— start DATA RECORDS —
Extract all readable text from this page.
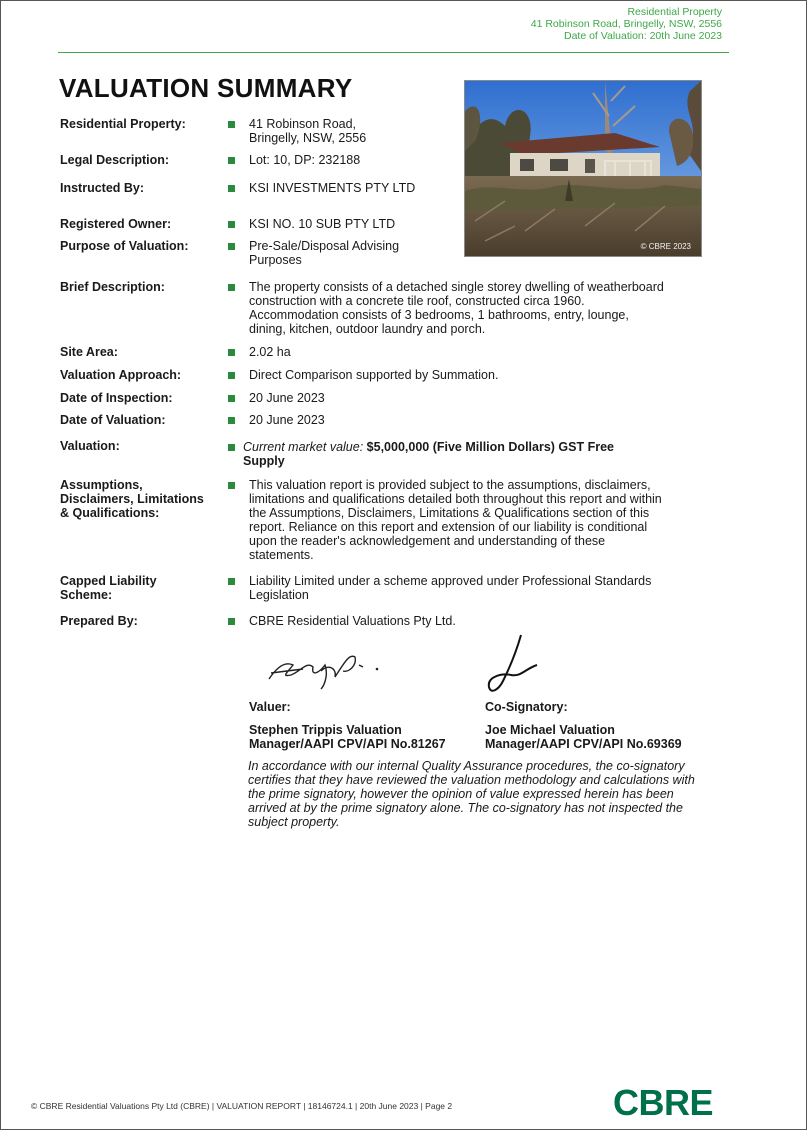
Residential Property
41 Robinson Road, Bringelly, NSW, 2556
Date of Valuation: 20th June 2023
VALUATION SUMMARY
© CBRE 2023
Residential Property:	41 Robinson Road,
Bringelly, NSW, 2556
Legal Description:	Lot: 10, DP: 232188
Instructed By:	KSI INVESTMENTS PTY LTD
Registered Owner:	KSI NO. 10 SUB PTY LTD
Purpose of Valuation:	Pre-Sale/Disposal Advising
Purposes
Brief Description:	The property consists of a detached single storey dwelling of weatherboard
construction with a concrete tile roof, constructed circa 1960.
Accommodation consists of 3 bedrooms, 1 bathrooms, entry, lounge,
dining, kitchen, outdoor laundry and porch.
Site Area:	2.02 ha
Valuation Approach:	Direct Comparison supported by Summation.
Date of Inspection:	20 June 2023
Date of Valuation:	20 June 2023
Valuation:	Current market value: $5,000,000 (Five Million Dollars) GST Free
Supply
Assumptions,
Disclaimers, Limitations
& Qualifications:
This valuation report is provided subject to the assumptions, disclaimers,
limitations and qualifications detailed both throughout this report and within
the Assumptions, Disclaimers, Limitations & Qualifications section of this
report. Reliance on this report and extension of our liability is conditional
upon the reader's acknowledgement and understanding of these
statements.
Capped Liability
Scheme:
Liability Limited under a scheme approved under Professional Standards
Legislation
Prepared By:	CBRE Residential Valuations Pty Ltd.
Valuer:
Stephen Trippis Valuation
Manager/AAPI CPV/API No.81267
Co-Signatory:
Joe Michael Valuation
Manager/AAPI CPV/API No.69369
In accordance with our internal Quality Assurance procedures, the co-signatory certifies that they have reviewed the valuation methodology and calculations with the prime signatory, however the opinion of value expressed herein has been arrived at by the prime signatory alone. The co-signatory has not inspected the subject property.
© CBRE Residential Valuations Pty Ltd (CBRE) | VALUATION REPORT | 18146724.1 | 20th June 2023 | Page 2	CBRE
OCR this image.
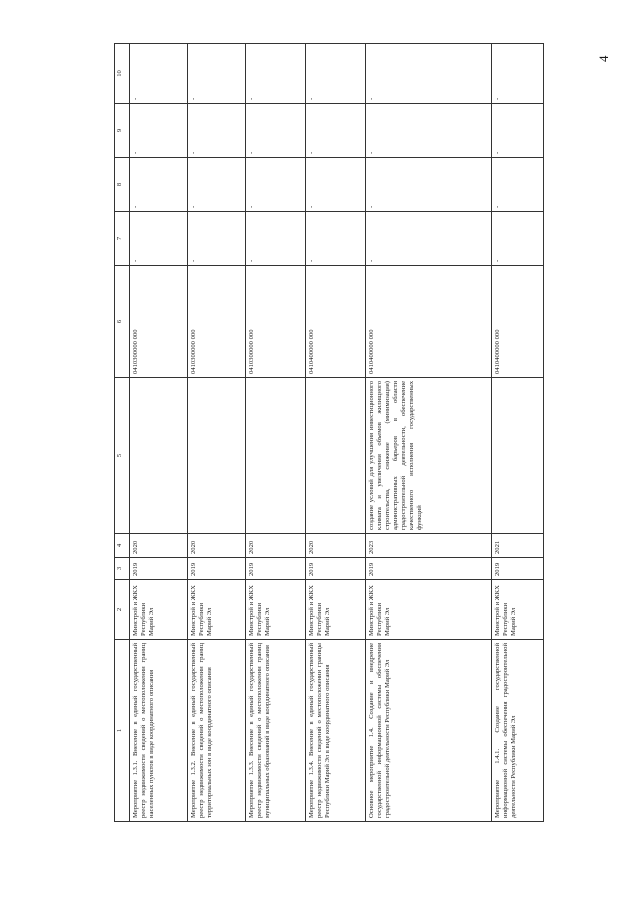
4
1	2	3	4	5	6	7	8	9	10
Мероприятие 1.3.1. Внесение в единый государственный реестр недвижимости сведений о местоположении границ населенных пунктов в виде координатного описания	Минстрой и ЖКХ Республики Марий Эл	2019	2020		0410300000 000	-	-	-	-
Мероприятие 1.3.2. Внесение в единый государственный реестр недвижимости сведений о местоположении границ территориальных зон в виде координатного описания	Минстрой и ЖКХ Республики Марий Эл	2019	2020		0410300000 000	-	-	-	-
Мероприятие 1.3.3. Внесение в единый государственный реестр недвижимости сведений о местоположении границ муниципальных образований в виде координатного описания	Минстрой и ЖКХ Республики Марий Эл	2019	2020		0410300000 000	-	-	-	-
Мероприятие 1.3.4. Внесение в единый государственный реестр недвижимости сведений о местоположении границы Республики Марий Эл в виде координатного описания	Минстрой и ЖКХ Республики Марий Эл	2019	2020		0410400000 000	-	-	-	-
Основное мероприятие 1.4. Создание и внедрение государственной информационной системы обеспечения градостроительной деятельности Республики Марий Эл	Минстрой и ЖКХ Республики Марий Эл	2019	2023	создание условий для улучшения инвестиционного климата и увеличения объемов жилищного строительства, снижение (минимизация) административных барьеров в области градостроительной деятельности, обеспечение качественного исполнения государственных функций	0410400000 000	-	-	-	-
Мероприятие 1.4.1. Создание государственной информационной системы обеспечения градостроительной деятельности Республики Марий Эл	Минстрой и ЖКХ Республики Марий Эл	2019	2021		0410400000 000	-	-	-	-
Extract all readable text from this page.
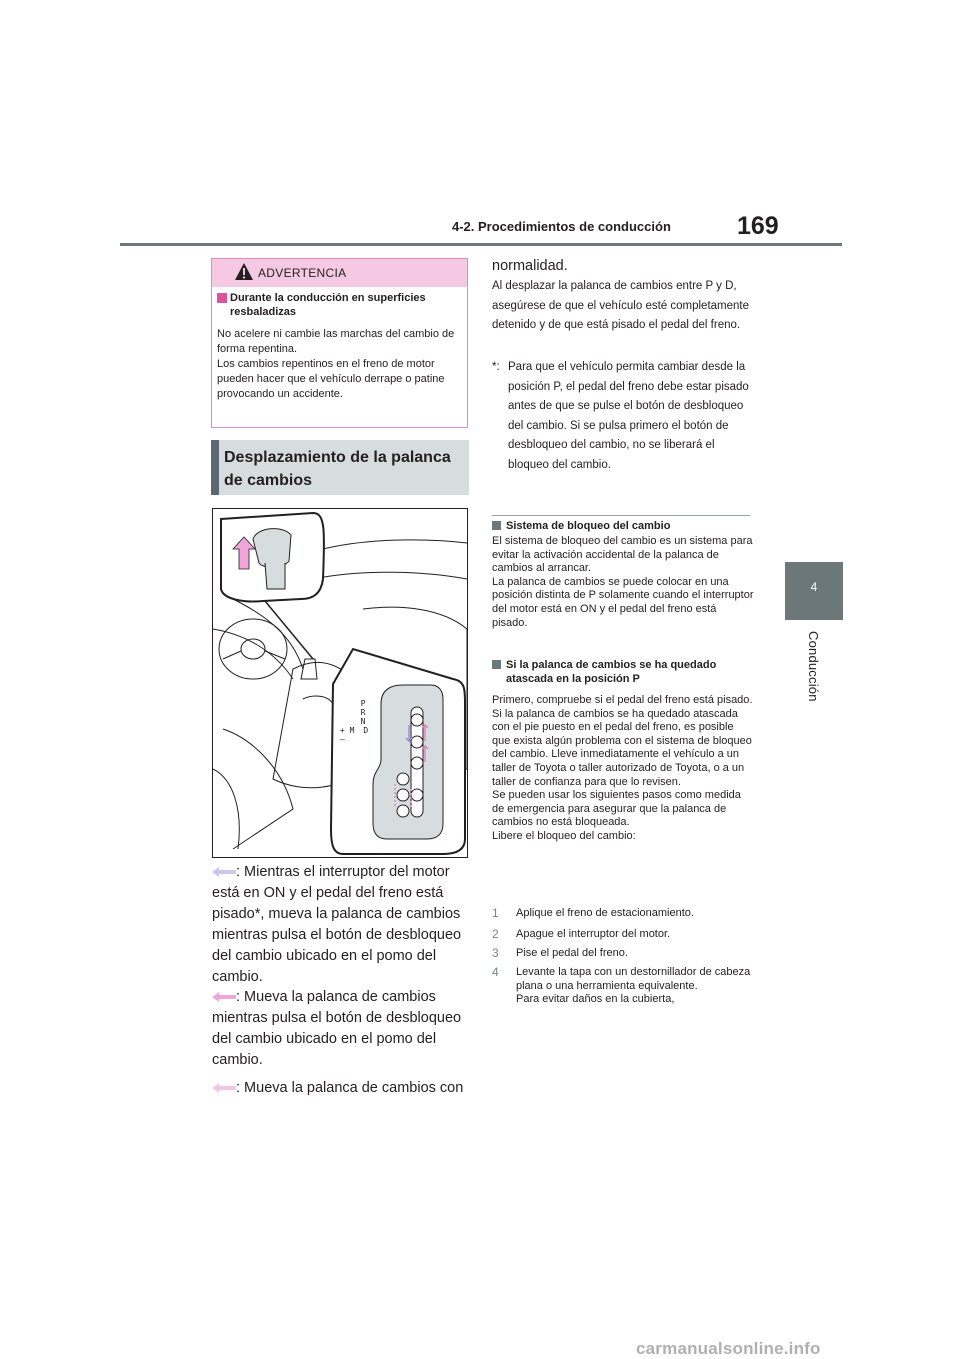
4-2. Procedimientos de conducción	169
4
Conducción
ADVERTENCIA
Durante la conducción en superficies resbaladizas
No acelere ni cambie las marchas del cambio de forma repentina.
Los cambios repentinos en el freno de motor pueden hacer que el vehículo derrape o patine provocando un accidente.
Desplazamiento de la palanca de cambios
P
R
N
+ M D
–
: Mientras el interruptor del motor está en ON y el pedal del freno está pisado*, mueva la palanca de cambios mientras pulsa el botón de desbloqueo del cambio ubicado en el pomo del cambio.
: Mueva la palanca de cambios mientras pulsa el botón de desbloqueo del cambio ubicado en el pomo del cambio.
: Mueva la palanca de cambios con
normalidad.
Al desplazar la palanca de cambios entre P y D, asegúrese de que el vehículo esté completamente detenido y de que está pisado el pedal del freno.
*: Para que el vehículo permita cambiar desde la posición P, el pedal del freno debe estar pisado antes de que se pulse el botón de desbloqueo del cambio. Si se pulsa primero el botón de desbloqueo del cambio, no se liberará el bloqueo del cambio.
Sistema de bloqueo del cambio
El sistema de bloqueo del cambio es un sistema para evitar la activación accidental de la palanca de cambios al arrancar.
La palanca de cambios se puede colocar en una posición distinta de P solamente cuando el interruptor del motor está en ON y el pedal del freno está pisado.
Si la palanca de cambios se ha quedado atascada en la posición P
Primero, compruebe si el pedal del freno está pisado.
Si la palanca de cambios se ha quedado atascada con el pie puesto en el pedal del freno, es posible que exista algún problema con el sistema de bloqueo del cambio. Lleve inmediatamente el vehículo a un taller de Toyota o taller autorizado de Toyota, o a un taller de confianza para que lo revisen.
Se pueden usar los siguientes pasos como medida de emergencia para asegurar que la palanca de cambios no está bloqueada.
Libere el bloqueo del cambio:
1 Aplique el freno de estacionamiento.
2 Apague el interruptor del motor.
3 Pise el pedal del freno.
4 Levante la tapa con un destornillador de cabeza plana o una herramienta equivalente.
Para evitar daños en la cubierta,
carmanualsonline.info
— end DATA RECORDS —
CHALLENGE » The records shown above are to be repeated exactly, with the pictures left out.

EXERCISE RESPONSE »
Extract all readable text from this page.
Residential Property
41 Robinson Road, Bringelly, NSW, 2556
Date of Valuation: 20th June 2023
VALUATION SUMMARY
© CBRE 2023
Residential Property:	41 Robinson Road,
Bringelly, NSW, 2556
Legal Description:	Lot: 10, DP: 232188
Instructed By:	KSI INVESTMENTS PTY LTD
Registered Owner:	KSI NO. 10 SUB PTY LTD
Purpose of Valuation:	Pre-Sale/Disposal Advising
Purposes
Brief Description:	The property consists of a detached single storey dwelling of weatherboard
construction with a concrete tile roof, constructed circa 1960.
Accommodation consists of 3 bedrooms, 1 bathrooms, entry, lounge,
dining, kitchen, outdoor laundry and porch.
Site Area:	2.02 ha
Valuation Approach:	Direct Comparison supported by Summation.
Date of Inspection:	20 June 2023
Date of Valuation:	20 June 2023
Valuation:	Current market value: $5,000,000 (Five Million Dollars) GST Free
Supply
Assumptions,
Disclaimers, Limitations
& Qualifications:
This valuation report is provided subject to the assumptions, disclaimers,
limitations and qualifications detailed both throughout this report and within
the Assumptions, Disclaimers, Limitations & Qualifications section of this
report. Reliance on this report and extension of our liability is conditional
upon the reader's acknowledgement and understanding of these
statements.
Capped Liability
Scheme:
Liability Limited under a scheme approved under Professional Standards
Legislation
Prepared By:	CBRE Residential Valuations Pty Ltd.
Valuer:
Stephen Trippis Valuation
Manager/AAPI CPV/API No.81267
Co-Signatory:
Joe Michael Valuation
Manager/AAPI CPV/API No.69369
In accordance with our internal Quality Assurance procedures, the co-signatory certifies that they have reviewed the valuation methodology and calculations with the prime signatory, however the opinion of value expressed herein has been arrived at by the prime signatory alone. The co-signatory has not inspected the subject property.
© CBRE Residential Valuations Pty Ltd (CBRE) | VALUATION REPORT | 18146724.1 | 20th June 2023 | Page 2	CBRE
OCR this image.
4
1	2	3	4	5	6	7	8	9	10
Мероприятие 1.3.1. Внесение в единый государственный реестр недвижимости сведений о местоположении границ населенных пунктов в виде координатного описания	Минстрой и ЖКХ Республики Марий Эл	2019	2020		0410300000 000	-	-	-	-
Мероприятие 1.3.2. Внесение в единый государственный реестр недвижимости сведений о местоположении границ территориальных зон в виде координатного описания	Минстрой и ЖКХ Республики Марий Эл	2019	2020		0410300000 000	-	-	-	-
Мероприятие 1.3.3. Внесение в единый государственный реестр недвижимости сведений о местоположении границ муниципальных образований в виде координатного описания	Минстрой и ЖКХ Республики Марий Эл	2019	2020		0410300000 000	-	-	-	-
Мероприятие 1.3.4. Внесение в единый государственный реестр недвижимости сведений о местоположении границы Республики Марий Эл в виде координатного описания	Минстрой и ЖКХ Республики Марий Эл	2019	2020		0410400000 000	-	-	-	-
Основное мероприятие 1.4. Создание и внедрение государственной информационной системы обеспечения градостроительной деятельности Республики Марий Эл	Минстрой и ЖКХ Республики Марий Эл	2019	2023	создание условий для улучшения инвестиционного климата и увеличения объемов жилищного строительства, снижение (минимизация) административных барьеров в области градостроительной деятельности, обеспечение качественного исполнения государственных функций	0410400000 000	-	-	-	-
Мероприятие 1.4.1. Создание государственной информационной системы обеспечения градостроительной деятельности Республики Марий Эл	Минстрой и ЖКХ Республики Марий Эл	2019	2021		0410400000 000	-	-	-	-
Extract all readable text from this page.
4-2. Procedimientos de conducción	169
4
Conducción
ADVERTENCIA
Durante la conducción en superficies resbaladizas
No acelere ni cambie las marchas del cambio de forma repentina.
Los cambios repentinos en el freno de motor pueden hacer que el vehículo derrape o patine provocando un accidente.
Desplazamiento de la palanca de cambios
P
R
N
+ M D
–
: Mientras el interruptor del motor está en ON y el pedal del freno está pisado*, mueva la palanca de cambios mientras pulsa el botón de desbloqueo del cambio ubicado en el pomo del cambio.
: Mueva la palanca de cambios mientras pulsa el botón de desbloqueo del cambio ubicado en el pomo del cambio.
: Mueva la palanca de cambios con
normalidad.
Al desplazar la palanca de cambios entre P y D, asegúrese de que el vehículo esté completamente detenido y de que está pisado el pedal del freno.
*: Para que el vehículo permita cambiar desde la posición P, el pedal del freno debe estar pisado antes de que se pulse el botón de desbloqueo del cambio. Si se pulsa primero el botón de desbloqueo del cambio, no se liberará el bloqueo del cambio.
Sistema de bloqueo del cambio
El sistema de bloqueo del cambio es un sistema para evitar la activación accidental de la palanca de cambios al arrancar.
La palanca de cambios se puede colocar en una posición distinta de P solamente cuando el interruptor del motor está en ON y el pedal del freno está pisado.
Si la palanca de cambios se ha quedado atascada en la posición P
Primero, compruebe si el pedal del freno está pisado.
Si la palanca de cambios se ha quedado atascada con el pie puesto en el pedal del freno, es posible que exista algún problema con el sistema de bloqueo del cambio. Lleve inmediatamente el vehículo a un taller de Toyota o taller autorizado de Toyota, o a un taller de confianza para que lo revisen.
Se pueden usar los siguientes pasos como medida de emergencia para asegurar que la palanca de cambios no está bloqueada.
Libere el bloqueo del cambio:
1 Aplique el freno de estacionamiento.
2 Apague el interruptor del motor.
3 Pise el pedal del freno.
4 Levante la tapa con un destornillador de cabeza plana o una herramienta equivalente.
Para evitar daños en la cubierta,
carmanualsonline.info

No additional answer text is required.